◆ 所给节选
----------------
Python爬虫|图书Top250——BeautifulSou解析案例

遥感与地理信息

已于 2023-04-09 23:06:41 修改

阅读量2.4k

点赞数 6

分类专栏： python爬虫文章标签： python 爬虫豆瓣图书Top250

于 2021-03-08 09:40:29 首次发布

本文链接：https://blog.csdn.net/qq_22170875/article/details/114520034

版权

python爬虫专栏收录该内容

7 篇文章 4 订阅 ¥99.90 ¥299.90

订阅专栏

超级会员免费看

本文介绍了使用Python爬取豆瓣图书Top250的思路和步骤，包括URL链接规律分析、网页源码解析，以及如何利用requests、Xpath和BeautifulSoup获取书籍信息，并下载封面图片，最后将数据保存为txt和csv文件。

摘要由CSDN通过智能技术生成

欢迎大家关注我的微信公众号！
名称：爬虫与地理信息

一、爬取思路分析

1.URL链接地址分析

首先打开豆瓣图书Top250主页：https://book.douban.com/top250，鼠标滑到页面下方可以看见有页面选项，我们通过点击不同页面即可发现url链接地址的变化规律。
在这里插入图片描述
查阅前三页的url分别如下，可以发现一直变化的为最后一个参数start，其值的变化规律为25*（n-1），n为页数，依此我们可以构造出所有的url。

2.网页源码分析

鼠标右击检查或按F12打开调试页面，通过定位我们发现书籍信息位于tr标签内，每一本书对应一个tr标签。因此，我们的爬取思路是：首先获取所有的tr标签，然后通过在tr标签中定位查找每本书的详细信息即可。
在这里插入图片描述
接下来，以获取书籍作者、出版社等信息为例来介绍各项信息的定位查找，如下图所示：作者等信息位于tr标签下的一个p标签里面。我们分别采用Xpath和BeautifulSoup两种方法进行定位，Xpath路径为：//tr//p[@class=“pl”]//text()，BeautifulSoup路径为：tr.find(‘p’,class_=‘pl’).string。其他封面照片、书名、评分、短评等信息可以类似进行定位查找。

二、核心代码

涉及知识点：requests、html、Xpath、BeautifulSoup、csv。

1.获取网页内容

def getHtml(url):
    user_agent = random.choice(USER_AGENTS)
    headers = {
         'User-Agent': user_agent,
         #'Cookie':' '
    }
    try:
        response = requests.get(url, headers=headers, timeout=5)
        response.raise_for_status()
        # text属性类型为string
        text = response.text
        # print(text)
        return text
    except:
        print("爬取失败！")

2.获取书籍信息

Xpath方法：

def parse_page_Xpath(text):
    html = etree.HTML(text)
    book_info_list = []
    trs = html.xpath("//table/tr")
    for tr in trs:
        name = tr.xpath('./td/div/a/@title')[0].strip()
        img = tr.xpath("./td//a/img/@src")[0].strip()
        writer_line = tr.xpath("./td//p[@class='pl']//text()")[0].replace(" ", "").split("/")[0]
        if ']' in writer_line:
            writer = writer_line.split(']')[1]
            country = writer_line.split(']')[0].replace("[","").replace("]","")
        else:
            writer = writer_line
            country = r"中国"
        score = tr.xpath("./td//span[@class='rating_nums']/text()")[0].strip()
        nums = tr.xpath("./td//span[@class='pl']/text()")[0].replace('(','').replace(')','').strip()
        comment_list = tr.xpath("./td/p/span[@class='inq']/text()")
----------------
◆ 待办任务
**A)** 在这篇关于爬取豆瓣图书Top250的文章里，url中参数start的值按什么规律变化？
**B)** 修改这篇豆瓣图书爬虫文章中以含有“1.URL链接地址分析”的词句开头、以“我们可以构造出所有的url。”结尾的那一部分，把其中的“页数”换成“页码”后给出。
**C)** 接着这篇豆瓣图书爬虫文章最后一句之后继续写下去。

◆ 已存储的数据条目
----------------
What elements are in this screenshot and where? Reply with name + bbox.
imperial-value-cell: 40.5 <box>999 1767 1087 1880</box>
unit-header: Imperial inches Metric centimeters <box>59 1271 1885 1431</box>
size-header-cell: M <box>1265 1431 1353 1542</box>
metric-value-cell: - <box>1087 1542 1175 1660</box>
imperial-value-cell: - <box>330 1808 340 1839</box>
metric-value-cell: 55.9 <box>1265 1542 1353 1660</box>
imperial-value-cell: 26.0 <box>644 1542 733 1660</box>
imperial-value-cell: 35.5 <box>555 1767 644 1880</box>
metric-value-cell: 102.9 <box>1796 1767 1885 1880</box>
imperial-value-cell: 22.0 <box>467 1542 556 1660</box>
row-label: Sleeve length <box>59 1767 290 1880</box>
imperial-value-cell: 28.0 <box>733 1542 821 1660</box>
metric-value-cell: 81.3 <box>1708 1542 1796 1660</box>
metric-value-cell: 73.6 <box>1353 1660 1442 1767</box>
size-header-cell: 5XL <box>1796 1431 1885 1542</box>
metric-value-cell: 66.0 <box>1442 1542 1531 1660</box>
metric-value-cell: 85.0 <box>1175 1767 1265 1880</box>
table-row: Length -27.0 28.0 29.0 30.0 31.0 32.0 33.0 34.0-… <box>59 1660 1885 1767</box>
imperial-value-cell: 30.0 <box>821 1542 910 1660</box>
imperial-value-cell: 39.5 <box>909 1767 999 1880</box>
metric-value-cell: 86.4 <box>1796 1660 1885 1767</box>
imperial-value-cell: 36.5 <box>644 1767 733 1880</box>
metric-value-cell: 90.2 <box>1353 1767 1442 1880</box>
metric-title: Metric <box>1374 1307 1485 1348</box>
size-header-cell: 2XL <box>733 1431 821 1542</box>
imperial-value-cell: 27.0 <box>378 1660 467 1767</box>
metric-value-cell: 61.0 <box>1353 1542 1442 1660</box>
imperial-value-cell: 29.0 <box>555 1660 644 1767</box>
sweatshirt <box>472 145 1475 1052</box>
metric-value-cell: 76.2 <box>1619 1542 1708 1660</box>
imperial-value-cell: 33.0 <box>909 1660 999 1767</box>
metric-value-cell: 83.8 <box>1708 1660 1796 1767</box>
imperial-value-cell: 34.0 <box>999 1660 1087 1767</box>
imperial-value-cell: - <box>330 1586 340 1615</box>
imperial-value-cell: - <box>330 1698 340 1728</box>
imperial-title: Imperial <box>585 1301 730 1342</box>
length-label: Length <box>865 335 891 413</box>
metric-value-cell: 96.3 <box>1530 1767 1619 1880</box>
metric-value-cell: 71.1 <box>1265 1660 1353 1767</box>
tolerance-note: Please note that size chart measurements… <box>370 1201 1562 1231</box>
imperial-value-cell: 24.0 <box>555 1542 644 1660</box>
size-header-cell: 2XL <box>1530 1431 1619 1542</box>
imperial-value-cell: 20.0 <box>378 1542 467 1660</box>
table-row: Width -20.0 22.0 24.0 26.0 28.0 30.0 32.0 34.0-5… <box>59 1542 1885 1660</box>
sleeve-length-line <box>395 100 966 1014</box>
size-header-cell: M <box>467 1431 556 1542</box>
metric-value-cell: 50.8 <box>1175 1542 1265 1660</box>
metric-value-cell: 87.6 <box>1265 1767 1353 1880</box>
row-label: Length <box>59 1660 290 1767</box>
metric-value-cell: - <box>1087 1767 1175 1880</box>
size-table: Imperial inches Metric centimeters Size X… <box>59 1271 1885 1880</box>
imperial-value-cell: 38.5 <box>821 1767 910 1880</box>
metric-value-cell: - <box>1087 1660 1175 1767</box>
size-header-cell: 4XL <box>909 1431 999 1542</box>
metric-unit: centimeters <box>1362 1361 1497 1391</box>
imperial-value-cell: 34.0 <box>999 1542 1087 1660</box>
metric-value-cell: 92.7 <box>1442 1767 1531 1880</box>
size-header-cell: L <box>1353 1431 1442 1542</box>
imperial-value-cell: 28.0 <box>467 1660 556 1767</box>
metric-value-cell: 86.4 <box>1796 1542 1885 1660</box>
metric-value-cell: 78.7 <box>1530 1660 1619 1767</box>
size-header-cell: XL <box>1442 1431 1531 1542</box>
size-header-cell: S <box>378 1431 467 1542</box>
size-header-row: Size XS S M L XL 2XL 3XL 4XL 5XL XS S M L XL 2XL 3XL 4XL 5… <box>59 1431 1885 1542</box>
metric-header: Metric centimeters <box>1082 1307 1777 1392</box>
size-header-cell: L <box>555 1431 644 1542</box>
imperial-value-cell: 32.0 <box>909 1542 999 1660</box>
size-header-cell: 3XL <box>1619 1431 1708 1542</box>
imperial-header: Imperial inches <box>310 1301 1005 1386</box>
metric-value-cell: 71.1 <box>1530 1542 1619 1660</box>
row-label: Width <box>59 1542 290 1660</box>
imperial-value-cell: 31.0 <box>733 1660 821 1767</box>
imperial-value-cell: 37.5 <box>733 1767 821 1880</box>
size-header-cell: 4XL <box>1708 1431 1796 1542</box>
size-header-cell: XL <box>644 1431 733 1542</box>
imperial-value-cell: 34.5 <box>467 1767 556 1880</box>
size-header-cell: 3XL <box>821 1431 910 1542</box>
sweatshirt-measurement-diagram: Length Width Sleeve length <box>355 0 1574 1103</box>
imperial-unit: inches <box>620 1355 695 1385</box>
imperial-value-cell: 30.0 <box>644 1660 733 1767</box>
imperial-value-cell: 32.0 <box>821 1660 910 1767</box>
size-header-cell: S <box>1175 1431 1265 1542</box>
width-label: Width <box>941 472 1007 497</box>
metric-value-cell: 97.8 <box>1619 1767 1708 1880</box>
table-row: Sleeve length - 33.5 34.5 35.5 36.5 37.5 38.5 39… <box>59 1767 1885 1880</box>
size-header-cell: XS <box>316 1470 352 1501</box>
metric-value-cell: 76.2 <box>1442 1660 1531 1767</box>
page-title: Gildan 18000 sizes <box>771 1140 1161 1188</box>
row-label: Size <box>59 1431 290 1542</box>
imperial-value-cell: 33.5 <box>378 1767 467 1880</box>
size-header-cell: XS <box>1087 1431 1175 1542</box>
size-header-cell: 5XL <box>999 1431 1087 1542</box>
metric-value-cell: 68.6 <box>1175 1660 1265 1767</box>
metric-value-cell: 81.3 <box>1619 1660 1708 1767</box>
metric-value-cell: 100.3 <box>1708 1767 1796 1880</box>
----------------
◆ 练习结果
**A)** 其值为25*（n-1），n为页数。

**B)**
1.URL链接地址分析

首先打开豆瓣图书Top250主页：https://book.douban.com/top250，鼠标滑到页面下方可以看见有页面选项，我们通过点击不同页面即可发现url链接地址的变化规律。
在这里插入图片描述
查阅前三页的url分别如下，可以发现一直变化的为最后一个参数start，其值的变化规律为25*（n-1），n为页码，依此我们可以构造出所有的url。

**C)**
        if len(comment_list) > 0:
            comment = comment_list[0].strip()
        else:
            comment = ""
        #book_info = "《" +name+ "》" + "" + writer + "" + score + "" + nums + "" + comment + "" + img + "\n"
        book_info = "《" + name + "》" + ',' + writer + ',' + country + ',' + score + ',' + nums + ',' + comment + ',' + img
        book_info_list.append(book_info)
        #print(book_info)
    return book_info_list

BeautifulSoup方法：

def parse_page_BS(text):
    book_info_list = []
    soup =  BeautifulSoup(text, 'lxml')
    trs = soup.find_all('tr', class_='item')
    for tr in trs:
        name = tr.find('div', class_='pl2').find('a')['title']
        img_src = tr.find('img')['src']
        writer_line = tr.find('p', class_='pl').string.strip()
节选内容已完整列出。